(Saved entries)
----------

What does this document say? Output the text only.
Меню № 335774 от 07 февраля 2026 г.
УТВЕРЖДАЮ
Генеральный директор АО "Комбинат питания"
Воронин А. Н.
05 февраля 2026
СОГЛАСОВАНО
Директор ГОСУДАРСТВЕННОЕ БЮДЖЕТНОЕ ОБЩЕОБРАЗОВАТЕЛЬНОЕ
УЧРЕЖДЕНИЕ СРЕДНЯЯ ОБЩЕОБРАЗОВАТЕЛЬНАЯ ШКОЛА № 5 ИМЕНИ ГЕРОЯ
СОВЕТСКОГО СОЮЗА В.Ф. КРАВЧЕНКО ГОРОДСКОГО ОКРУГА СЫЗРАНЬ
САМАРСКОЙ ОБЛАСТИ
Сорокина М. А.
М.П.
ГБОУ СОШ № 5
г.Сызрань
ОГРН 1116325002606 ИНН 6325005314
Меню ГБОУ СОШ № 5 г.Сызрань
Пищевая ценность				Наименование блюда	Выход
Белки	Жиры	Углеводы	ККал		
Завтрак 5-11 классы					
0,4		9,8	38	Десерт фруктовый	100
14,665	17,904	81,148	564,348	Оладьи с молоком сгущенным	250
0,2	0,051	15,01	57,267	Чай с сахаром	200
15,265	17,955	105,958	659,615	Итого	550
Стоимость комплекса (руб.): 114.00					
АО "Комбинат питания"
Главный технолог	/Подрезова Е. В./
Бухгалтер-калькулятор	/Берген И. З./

----------

#### Task description:
Where a line contains the string "Комбинат", extract that line.

#### Answer to the problem:
Генеральный директор АО "Комбинат питания"
АО "Комбинат питания"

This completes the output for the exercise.